Work instructions:
a) Copy out the records line for line, from the start of the records through the line that contains "daylight-text: and 16".
b) Continue the passage on the walk of faith from its last sentence.

Given passage:
JOH 20:28 Thomas answered and said to Him, "My Lord
and my God!"
JOH 20:29 Jesus said to him, "Because you have seen
Me, have you believed? Blessed are they who did not see, and yet
believed."
I am certainly not suggesting
that the true life of faith
does not bring with it a deep inner awareness of the presence and reality of our God,
because it most certainly does.
But what I’ve come to realize
is that the goals of the life of faith
are so very different from what I once thought they were.
The work God is seeking to accomplish within us
is so different from what I once understood it to be.
I have spent too much of my Christian life
like a man at a rifle range
with a scope that’s pointing the wrong direction,
wondering why I never seem to hit what I’m aiming at.
I once thought great men and women of faith
would generate some sort of spiritual aura,
and emanate the power and presence of God.
I’d met a few men like that
and wondered how long it would take
to become like one of them.
But now, after more than 35 years in my own walk with the King,
I see it all so differently.
I know now that many of those I was so impressed with when I was younger
were not men of faith at all.
They were simply men who had discovered how to use the world of religion
to create a following for their own flesh-based goals.
You see,
the true walk of faith
does not create an image.
It does not create and aura.
True faith,
the real thing,
the real working of God Himself within the life of an individual
will produce three things.
1. A growing personal love for God.
2. A growing practical trust in what He has said.
3. And a growing ability to love the people God has placed around us,
beginning with our marriage partner,
and then our children,
and then the others He’s placed close to us.
1TI 1:5 But the goal of our instruction is love from a
pure heart and a good conscience and a sincere faith.
JOH 13:35 "By this all men will know that you are My disciples...
if your conversation is filled with Bible references
and you quote verses continually...
if your life abounds in spiritual gifts
and people stand in awe at the power of God working through you...
if you preach to thousands,
and your book sales soar,
and the Christian community holds you in great reverence...
No, that’s not what our Lord said.
JOH 13:35
"By this all men will know that you are My disciples, if you have
love for one another."
You see, learning to posture before the Christian community
in ways that impress others is easy.
No one needs God for that.
But God alone can reshape our lives
in ways that pry us out of our selfishness,
and our fears,
and our pain long enough
so that we can begin to reach out in love to those around us.
Just this past week
I once again came across that remarkable description
of what the Spirit of God looks like within a person
when the Spirit is allowed to control.
Listen to this!
GAL 5:22-23 But the fruit of the Spirit is love, joy,
peace, patience, kindness, goodness, faithfulness, gentleness, self-control;
against such things there is no law.
That is the Spirit-filled life.
That is the walk of faith.
And nearly everything mentioned in that list
is talking about the way in which we relate to the people around us.
Love, patience, kindness, goodness, faithfulness, gentleness, self-control...
Remember that fellow who called me earlier this week?
Well, I had a second call from him a few days later,
a call that I found to be tremendously encouraging.
He said he’d come to the conclusion
that he’s never really known
what it means to love God,
or what it means to love his wife,
but he wants to learn.
So, what have we seen so far?
God has created a relationship between Himself and His people
in which Christ is given to us as our head,
and we are given to Christ as His body on this earth.

Entries provided:

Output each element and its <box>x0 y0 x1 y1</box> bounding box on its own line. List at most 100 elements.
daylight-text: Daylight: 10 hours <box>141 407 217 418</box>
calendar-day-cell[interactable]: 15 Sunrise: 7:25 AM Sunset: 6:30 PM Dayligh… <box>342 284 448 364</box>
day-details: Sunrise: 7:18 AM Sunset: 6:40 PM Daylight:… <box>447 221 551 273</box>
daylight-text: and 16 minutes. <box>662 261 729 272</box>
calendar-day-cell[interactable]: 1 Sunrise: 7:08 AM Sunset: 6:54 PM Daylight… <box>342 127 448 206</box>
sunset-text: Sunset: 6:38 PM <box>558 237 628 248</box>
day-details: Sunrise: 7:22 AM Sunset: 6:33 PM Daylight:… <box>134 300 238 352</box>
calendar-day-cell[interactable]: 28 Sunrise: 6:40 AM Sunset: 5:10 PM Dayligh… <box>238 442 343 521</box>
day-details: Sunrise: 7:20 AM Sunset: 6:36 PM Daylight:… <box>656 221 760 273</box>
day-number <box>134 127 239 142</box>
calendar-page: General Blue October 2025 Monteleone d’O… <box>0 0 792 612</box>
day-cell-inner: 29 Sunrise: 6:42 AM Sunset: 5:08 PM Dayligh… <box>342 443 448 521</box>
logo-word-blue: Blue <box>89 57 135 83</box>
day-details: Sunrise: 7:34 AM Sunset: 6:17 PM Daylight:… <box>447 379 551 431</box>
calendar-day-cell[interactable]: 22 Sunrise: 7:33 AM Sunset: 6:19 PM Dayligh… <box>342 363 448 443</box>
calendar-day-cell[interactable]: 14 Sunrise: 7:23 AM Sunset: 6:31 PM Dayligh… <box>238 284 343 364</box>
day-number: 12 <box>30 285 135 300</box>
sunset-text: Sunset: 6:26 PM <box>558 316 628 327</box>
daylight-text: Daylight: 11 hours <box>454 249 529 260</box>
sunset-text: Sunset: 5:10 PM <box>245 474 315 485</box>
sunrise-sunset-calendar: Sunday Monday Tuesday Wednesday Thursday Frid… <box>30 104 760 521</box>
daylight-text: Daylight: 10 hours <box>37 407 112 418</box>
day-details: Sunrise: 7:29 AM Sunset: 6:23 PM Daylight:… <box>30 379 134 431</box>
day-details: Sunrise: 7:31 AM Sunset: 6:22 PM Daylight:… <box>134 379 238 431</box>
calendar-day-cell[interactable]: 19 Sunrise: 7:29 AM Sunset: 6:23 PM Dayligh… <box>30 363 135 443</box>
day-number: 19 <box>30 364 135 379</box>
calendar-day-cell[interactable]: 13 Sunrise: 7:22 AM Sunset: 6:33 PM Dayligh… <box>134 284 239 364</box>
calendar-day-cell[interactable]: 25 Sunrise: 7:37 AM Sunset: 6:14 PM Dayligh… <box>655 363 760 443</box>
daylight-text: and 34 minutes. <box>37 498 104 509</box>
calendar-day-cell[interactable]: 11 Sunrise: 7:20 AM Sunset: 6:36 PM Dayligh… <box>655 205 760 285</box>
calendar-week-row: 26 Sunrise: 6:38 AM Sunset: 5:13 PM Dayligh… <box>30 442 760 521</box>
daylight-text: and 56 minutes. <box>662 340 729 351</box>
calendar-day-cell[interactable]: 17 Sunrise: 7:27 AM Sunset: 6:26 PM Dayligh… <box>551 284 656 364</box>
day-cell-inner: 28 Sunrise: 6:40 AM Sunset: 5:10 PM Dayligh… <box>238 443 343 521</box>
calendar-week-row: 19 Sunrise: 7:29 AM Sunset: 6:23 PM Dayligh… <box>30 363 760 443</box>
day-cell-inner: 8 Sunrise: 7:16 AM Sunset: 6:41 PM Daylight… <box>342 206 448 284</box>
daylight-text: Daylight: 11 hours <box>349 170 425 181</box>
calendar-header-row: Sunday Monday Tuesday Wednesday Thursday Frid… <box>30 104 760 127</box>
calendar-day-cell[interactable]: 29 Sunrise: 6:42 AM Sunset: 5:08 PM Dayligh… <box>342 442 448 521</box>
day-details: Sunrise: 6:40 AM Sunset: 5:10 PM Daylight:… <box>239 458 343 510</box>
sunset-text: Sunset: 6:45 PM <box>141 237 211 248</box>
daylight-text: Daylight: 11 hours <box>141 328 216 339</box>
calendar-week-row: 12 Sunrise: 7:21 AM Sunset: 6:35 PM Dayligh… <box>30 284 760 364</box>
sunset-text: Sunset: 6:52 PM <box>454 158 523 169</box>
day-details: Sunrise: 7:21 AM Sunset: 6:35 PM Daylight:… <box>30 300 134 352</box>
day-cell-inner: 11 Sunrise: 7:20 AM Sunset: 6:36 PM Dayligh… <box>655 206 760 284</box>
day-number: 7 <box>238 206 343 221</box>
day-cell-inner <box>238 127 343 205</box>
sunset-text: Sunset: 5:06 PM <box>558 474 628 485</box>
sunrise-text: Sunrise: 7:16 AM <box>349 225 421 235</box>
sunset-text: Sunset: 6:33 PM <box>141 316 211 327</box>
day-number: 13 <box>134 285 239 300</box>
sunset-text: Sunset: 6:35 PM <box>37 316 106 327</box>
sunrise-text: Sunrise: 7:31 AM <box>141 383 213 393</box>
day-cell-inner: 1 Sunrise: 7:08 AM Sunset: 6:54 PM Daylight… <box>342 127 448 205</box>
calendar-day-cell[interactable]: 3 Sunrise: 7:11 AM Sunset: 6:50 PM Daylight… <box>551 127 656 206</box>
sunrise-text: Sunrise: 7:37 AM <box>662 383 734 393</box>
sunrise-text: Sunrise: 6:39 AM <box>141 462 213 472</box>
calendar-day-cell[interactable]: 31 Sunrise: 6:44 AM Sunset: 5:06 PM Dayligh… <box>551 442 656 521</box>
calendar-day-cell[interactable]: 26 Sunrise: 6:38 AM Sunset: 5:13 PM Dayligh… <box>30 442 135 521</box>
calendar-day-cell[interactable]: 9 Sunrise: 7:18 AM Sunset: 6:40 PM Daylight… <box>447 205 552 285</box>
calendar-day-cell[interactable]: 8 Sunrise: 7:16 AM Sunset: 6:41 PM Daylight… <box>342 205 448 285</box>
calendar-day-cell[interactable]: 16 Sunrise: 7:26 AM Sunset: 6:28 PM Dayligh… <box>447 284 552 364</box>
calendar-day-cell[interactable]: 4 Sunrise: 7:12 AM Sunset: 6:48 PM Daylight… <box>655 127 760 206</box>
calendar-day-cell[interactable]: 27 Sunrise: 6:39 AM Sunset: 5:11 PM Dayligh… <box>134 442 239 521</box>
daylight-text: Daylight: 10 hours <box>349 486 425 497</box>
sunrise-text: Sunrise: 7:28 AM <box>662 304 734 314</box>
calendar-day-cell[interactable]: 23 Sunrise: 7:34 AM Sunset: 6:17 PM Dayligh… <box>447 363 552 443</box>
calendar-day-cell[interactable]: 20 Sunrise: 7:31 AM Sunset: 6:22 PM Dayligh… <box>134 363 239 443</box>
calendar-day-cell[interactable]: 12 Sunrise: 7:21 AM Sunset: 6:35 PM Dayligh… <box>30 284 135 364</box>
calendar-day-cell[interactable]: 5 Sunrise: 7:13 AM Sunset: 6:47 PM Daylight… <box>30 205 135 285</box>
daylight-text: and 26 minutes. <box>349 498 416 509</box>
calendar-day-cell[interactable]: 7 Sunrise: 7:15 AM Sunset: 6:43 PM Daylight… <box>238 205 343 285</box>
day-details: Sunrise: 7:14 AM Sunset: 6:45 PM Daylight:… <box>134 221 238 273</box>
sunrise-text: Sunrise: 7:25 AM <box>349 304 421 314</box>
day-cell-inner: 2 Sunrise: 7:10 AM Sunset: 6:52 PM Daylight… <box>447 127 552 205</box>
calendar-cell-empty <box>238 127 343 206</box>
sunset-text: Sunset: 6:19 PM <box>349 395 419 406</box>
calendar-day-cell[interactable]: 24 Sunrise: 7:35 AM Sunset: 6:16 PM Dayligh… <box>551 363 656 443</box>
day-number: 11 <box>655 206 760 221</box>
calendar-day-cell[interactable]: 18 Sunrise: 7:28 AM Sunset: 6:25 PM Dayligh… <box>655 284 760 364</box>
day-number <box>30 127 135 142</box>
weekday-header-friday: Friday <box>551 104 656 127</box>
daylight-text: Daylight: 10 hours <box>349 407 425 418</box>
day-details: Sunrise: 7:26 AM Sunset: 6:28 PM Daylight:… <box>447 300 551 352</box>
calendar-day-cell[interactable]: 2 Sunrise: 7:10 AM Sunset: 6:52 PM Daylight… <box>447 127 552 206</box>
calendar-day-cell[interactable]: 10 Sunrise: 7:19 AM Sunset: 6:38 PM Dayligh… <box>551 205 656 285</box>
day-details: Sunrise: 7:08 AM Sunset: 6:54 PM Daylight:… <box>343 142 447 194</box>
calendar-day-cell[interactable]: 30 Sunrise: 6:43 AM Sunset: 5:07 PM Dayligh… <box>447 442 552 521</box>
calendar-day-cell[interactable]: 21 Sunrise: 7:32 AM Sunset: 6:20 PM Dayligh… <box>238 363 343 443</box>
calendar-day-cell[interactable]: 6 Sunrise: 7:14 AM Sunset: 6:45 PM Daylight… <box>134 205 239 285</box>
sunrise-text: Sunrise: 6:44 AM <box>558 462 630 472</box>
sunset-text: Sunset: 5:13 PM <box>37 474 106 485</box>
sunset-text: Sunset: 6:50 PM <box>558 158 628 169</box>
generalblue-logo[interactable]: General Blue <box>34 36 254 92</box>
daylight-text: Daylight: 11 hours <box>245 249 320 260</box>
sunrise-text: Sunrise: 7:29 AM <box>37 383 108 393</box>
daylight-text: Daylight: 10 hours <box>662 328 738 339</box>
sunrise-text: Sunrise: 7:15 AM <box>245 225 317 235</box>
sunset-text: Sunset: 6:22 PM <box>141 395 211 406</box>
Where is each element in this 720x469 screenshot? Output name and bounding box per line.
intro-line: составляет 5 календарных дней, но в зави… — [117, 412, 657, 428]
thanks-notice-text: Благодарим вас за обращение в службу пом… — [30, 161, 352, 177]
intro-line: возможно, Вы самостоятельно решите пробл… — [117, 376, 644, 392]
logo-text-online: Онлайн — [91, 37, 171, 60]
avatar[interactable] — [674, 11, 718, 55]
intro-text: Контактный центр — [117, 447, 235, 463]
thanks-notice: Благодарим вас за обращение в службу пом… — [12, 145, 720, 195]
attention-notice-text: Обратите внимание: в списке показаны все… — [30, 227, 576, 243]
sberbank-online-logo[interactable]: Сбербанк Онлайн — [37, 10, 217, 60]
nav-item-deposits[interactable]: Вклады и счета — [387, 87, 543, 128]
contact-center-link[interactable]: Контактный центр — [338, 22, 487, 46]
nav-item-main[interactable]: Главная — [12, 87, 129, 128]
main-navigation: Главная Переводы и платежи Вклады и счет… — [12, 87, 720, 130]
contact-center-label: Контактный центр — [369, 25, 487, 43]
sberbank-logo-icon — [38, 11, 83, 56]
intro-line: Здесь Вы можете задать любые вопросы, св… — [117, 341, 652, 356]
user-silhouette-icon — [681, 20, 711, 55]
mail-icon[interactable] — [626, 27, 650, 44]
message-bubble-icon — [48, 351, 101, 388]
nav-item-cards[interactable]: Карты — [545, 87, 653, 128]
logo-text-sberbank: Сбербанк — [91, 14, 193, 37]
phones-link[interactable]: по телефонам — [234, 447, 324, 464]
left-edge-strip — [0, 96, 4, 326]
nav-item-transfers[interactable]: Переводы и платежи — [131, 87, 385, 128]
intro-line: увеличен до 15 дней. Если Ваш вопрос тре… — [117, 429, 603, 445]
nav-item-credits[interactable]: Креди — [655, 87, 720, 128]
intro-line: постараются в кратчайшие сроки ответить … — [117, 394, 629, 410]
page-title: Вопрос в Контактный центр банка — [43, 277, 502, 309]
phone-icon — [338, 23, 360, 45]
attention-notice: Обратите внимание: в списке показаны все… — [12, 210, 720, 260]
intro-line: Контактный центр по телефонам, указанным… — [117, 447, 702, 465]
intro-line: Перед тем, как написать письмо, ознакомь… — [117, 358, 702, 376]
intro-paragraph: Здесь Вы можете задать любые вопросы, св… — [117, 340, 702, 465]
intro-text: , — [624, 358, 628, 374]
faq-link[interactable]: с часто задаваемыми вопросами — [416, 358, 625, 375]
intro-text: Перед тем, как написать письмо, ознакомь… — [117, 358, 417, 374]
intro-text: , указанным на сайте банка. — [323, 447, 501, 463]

Replies:
a)
Output each element and its <box>x0 y0 x1 y1</box> bounding box on its own line. List at most 100 elements.
daylight-text: Daylight: 10 hours <box>141 407 217 418</box>
calendar-day-cell[interactable]: 15 Sunrise: 7:25 AM Sunset: 6:30 PM Dayligh… <box>342 284 448 364</box>
day-details: Sunrise: 7:18 AM Sunset: 6:40 PM Daylight:… <box>447 221 551 273</box>
daylight-text: and 16 minutes. <box>662 261 729 272</box>

b)
When the true life of Christ is being lived out through us
we will recognize it
because it will produce within us a growing love for our Lord,
a growing ability to trust what He says,
and a growing ability to love those God has placed around us.
In this relationship He establishes between us and him,
as we learn to hear His voice
and respond to what He’s saying,
we find Him giving us eyes to see ourselves and others as we’ve never seen them before.
I can give it to you in a single phrase -
PEOPLE begin to really matter to us.
We shouldn’t be surprised at that, of course.
All it means is that we begin to take on
the same life values as our Lord.
People matter to Him - they matter most of all.
And people begin to matter to us as well.
OK, from there, as we continue to move from prayer to prayer in Ephesians,
the next thing we see Paul doing throughout chapter two
is to lead us through a presentation
of the pilgrimage Christ brought us through
in this recreative work He has accomplished in our lives.
We see Paul walk through that pilgrimage with us twice.
The first time he does it in our relationship with God Himself.
It is a pilgrimage that started with Paul reminding us of where we all started out.
EPH 2:1 And you were dead in your trespasses and sins...
and ends by his telling us that now, in response to our faith in God,
(He) raised us up with Him, and seated us with Him in the
heavenly places in Christ Jesus...
And then he pulls that whole first pilgrimage together by saying,
EPH 2:10 For we are His workmanship, created in Christ
Jesus for good works, which God prepared beforehand so that we would walk in
them.
Then, in the second half of the chapter
he walks us through our pilgrimage again,
but this time he does it
not from the perspective of our relationship with God personally,
but rather from the perspective of our relationship with the family of God,
the body of Christ.
He began by saying,
EPH 2:12 remember that you were at that time separate
from Christ, excluded from the commonwealth of Israel, and strangers to the
covenants of promise, having no hope and without God in the world.
And he ends by telling us that we are now,
a holy temple in
the Lord, in whom you also are being built together into a dwelling of God in
the Spirit.
Then from there, he moves us into that remarkable statement in Ephesians 3:10,
that statement in which He explains to us
why God has done what He has done in us,
and why He is so pleased with the result.
He tells us that God has done what He has done
... so that
the manifold wisdom of God might now be made known through the church to the
rulers and the authorities in the heavenly places.
Which brings us, then,
to this second prayer.
It brings us to the place where Paul once again drops to His knees,
making his final request to God on our behalf.
It is, at its core,
the request that we would each be able to comprehend
the true nature of the love of our God for each one of us.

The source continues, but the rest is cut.